[Records contained in a dataset]
## start
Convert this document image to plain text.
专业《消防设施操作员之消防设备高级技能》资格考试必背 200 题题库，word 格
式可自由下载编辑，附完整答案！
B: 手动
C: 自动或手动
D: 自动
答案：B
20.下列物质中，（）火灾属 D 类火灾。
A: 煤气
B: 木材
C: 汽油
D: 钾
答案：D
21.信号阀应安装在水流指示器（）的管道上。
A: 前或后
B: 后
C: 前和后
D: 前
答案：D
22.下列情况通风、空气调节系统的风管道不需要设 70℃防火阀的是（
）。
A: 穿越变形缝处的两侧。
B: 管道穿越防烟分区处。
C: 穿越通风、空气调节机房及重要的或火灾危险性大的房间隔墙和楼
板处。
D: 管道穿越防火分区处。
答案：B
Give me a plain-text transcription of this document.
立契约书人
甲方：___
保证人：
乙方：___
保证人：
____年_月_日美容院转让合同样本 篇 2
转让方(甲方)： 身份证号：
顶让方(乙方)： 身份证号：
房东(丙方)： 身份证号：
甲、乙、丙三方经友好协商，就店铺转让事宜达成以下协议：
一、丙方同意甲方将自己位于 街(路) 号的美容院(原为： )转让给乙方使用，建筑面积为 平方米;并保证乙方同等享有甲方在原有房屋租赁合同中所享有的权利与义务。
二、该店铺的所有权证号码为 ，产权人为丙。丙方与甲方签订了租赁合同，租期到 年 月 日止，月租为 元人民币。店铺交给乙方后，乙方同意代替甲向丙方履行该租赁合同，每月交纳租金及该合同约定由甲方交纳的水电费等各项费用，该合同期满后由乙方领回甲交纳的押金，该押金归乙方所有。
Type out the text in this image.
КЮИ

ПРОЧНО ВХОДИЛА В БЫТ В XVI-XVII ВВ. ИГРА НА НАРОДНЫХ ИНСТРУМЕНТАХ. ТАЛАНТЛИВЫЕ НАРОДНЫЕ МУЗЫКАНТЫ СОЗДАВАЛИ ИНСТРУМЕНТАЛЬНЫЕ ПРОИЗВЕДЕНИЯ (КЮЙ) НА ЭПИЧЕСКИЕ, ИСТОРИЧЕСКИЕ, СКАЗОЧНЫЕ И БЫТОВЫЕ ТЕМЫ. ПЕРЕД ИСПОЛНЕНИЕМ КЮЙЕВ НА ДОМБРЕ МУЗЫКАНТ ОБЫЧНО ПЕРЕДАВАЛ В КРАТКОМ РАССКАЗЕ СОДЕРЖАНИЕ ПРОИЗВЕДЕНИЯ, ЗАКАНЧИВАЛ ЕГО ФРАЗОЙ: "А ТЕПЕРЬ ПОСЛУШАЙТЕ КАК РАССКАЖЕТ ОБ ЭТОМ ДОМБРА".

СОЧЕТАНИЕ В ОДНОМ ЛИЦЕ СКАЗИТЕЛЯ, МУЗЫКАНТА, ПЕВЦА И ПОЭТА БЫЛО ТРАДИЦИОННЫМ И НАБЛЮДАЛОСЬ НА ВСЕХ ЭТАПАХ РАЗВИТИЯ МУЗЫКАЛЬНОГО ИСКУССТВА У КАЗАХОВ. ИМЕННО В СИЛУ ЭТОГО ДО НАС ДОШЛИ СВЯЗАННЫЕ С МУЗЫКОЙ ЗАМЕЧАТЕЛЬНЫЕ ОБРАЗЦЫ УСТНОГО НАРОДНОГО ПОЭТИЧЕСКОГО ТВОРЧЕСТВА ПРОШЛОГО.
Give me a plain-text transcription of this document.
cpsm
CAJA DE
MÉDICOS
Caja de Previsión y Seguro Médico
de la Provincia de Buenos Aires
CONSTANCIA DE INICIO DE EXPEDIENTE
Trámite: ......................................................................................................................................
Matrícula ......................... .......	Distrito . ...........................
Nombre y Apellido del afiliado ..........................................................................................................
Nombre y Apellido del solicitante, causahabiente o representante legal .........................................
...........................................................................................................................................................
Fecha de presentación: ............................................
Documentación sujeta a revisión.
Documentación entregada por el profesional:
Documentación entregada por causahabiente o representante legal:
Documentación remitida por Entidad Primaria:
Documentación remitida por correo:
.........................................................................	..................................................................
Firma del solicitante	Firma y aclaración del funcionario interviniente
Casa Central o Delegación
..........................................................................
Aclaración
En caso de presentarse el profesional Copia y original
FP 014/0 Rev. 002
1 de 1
## end
◆ **What needs to be done**:
Write the data back out verbatim.

◆ **Answer in full**:
Convert this document image to plain text.
专业《消防设施操作员之消防设备高级技能》资格考试必背 200 题题库，word 格
式可自由下载编辑，附完整答案！
B: 手动
C: 自动或手动
D: 自动
答案：B
20.下列物质中，（）火灾属 D 类火灾。
A: 煤气
B: 木材
C: 汽油
D: 钾
答案：D
21.信号阀应安装在水流指示器（）的管道上。
A: 前或后
B: 后
C: 前和后
D: 前
答案：D
22.下列情况通风、空气调节系统的风管道不需要设 70℃防火阀的是（
）。
A: 穿越变形缝处的两侧。
B: 管道穿越防烟分区处。
C: 穿越通风、空气调节机房及重要的或火灾危险性大的房间隔墙和楼
板处。
D: 管道穿越防火分区处。
答案：B
Give me a plain-text transcription of this document.
立契约书人
甲方：___
保证人：
乙方：___
保证人：
____年_月_日美容院转让合同样本 篇 2
转让方(甲方)： 身份证号：
顶让方(乙方)： 身份证号：
房东(丙方)： 身份证号：
甲、乙、丙三方经友好协商，就店铺转让事宜达成以下协议：
一、丙方同意甲方将自己位于 街(路) 号的美容院(原为： )转让给乙方使用，建筑面积为 平方米;并保证乙方同等享有甲方在原有房屋租赁合同中所享有的权利与义务。
二、该店铺的所有权证号码为 ，产权人为丙。丙方与甲方签订了租赁合同，租期到 年 月 日止，月租为 元人民币。店铺交给乙方后，乙方同意代替甲向丙方履行该租赁合同，每月交纳租金及该合同约定由甲方交纳的水电费等各项费用，该合同期满后由乙方领回甲交纳的押金，该押金归乙方所有。
Type out the text in this image.
КЮИ

ПРОЧНО ВХОДИЛА В БЫТ В XVI-XVII ВВ. ИГРА НА НАРОДНЫХ ИНСТРУМЕНТАХ. ТАЛАНТЛИВЫЕ НАРОДНЫЕ МУЗЫКАНТЫ СОЗДАВАЛИ ИНСТРУМЕНТАЛЬНЫЕ ПРОИЗВЕДЕНИЯ (КЮЙ) НА ЭПИЧЕСКИЕ, ИСТОРИЧЕСКИЕ, СКАЗОЧНЫЕ И БЫТОВЫЕ ТЕМЫ. ПЕРЕД ИСПОЛНЕНИЕМ КЮЙЕВ НА ДОМБРЕ МУЗЫКАНТ ОБЫЧНО ПЕРЕДАВАЛ В КРАТКОМ РАССКАЗЕ СОДЕРЖАНИЕ ПРОИЗВЕДЕНИЯ, ЗАКАНЧИВАЛ ЕГО ФРАЗОЙ: "А ТЕПЕРЬ ПОСЛУШАЙТЕ КАК РАССКАЖЕТ ОБ ЭТОМ ДОМБРА".

СОЧЕТАНИЕ В ОДНОМ ЛИЦЕ СКАЗИТЕЛЯ, МУЗЫКАНТА, ПЕВЦА И ПОЭТА БЫЛО ТРАДИЦИОННЫМ И НАБЛЮДАЛОСЬ НА ВСЕХ ЭТАПАХ РАЗВИТИЯ МУЗЫКАЛЬНОГО ИСКУССТВА У КАЗАХОВ. ИМЕННО В СИЛУ ЭТОГО ДО НАС ДОШЛИ СВЯЗАННЫЕ С МУЗЫКОЙ ЗАМЕЧАТЕЛЬНЫЕ ОБРАЗЦЫ УСТНОГО НАРОДНОГО ПОЭТИЧЕСКОГО ТВОРЧЕСТВА ПРОШЛОГО.
Give me a plain-text transcription of this document.
cpsm
CAJA DE
MÉDICOS
Caja de Previsión y Seguro Médico
de la Provincia de Buenos Aires
CONSTANCIA DE INICIO DE EXPEDIENTE
Trámite: ......................................................................................................................................
Matrícula ......................... .......	Distrito . ...........................
Nombre y Apellido del afiliado ..........................................................................................................
Nombre y Apellido del solicitante, causahabiente o representante legal .........................................
...........................................................................................................................................................
Fecha de presentación: ............................................
Documentación sujeta a revisión.
Documentación entregada por el profesional:
Documentación entregada por causahabiente o representante legal:
Documentación remitida por Entidad Primaria:
Documentación remitida por correo:
.........................................................................	..................................................................
Firma del solicitante	Firma y aclaración del funcionario interviniente
Casa Central o Delegación
..........................................................................
Aclaración
En caso de presentarse el profesional Copia y original
FP 014/0 Rev. 002
1 de 1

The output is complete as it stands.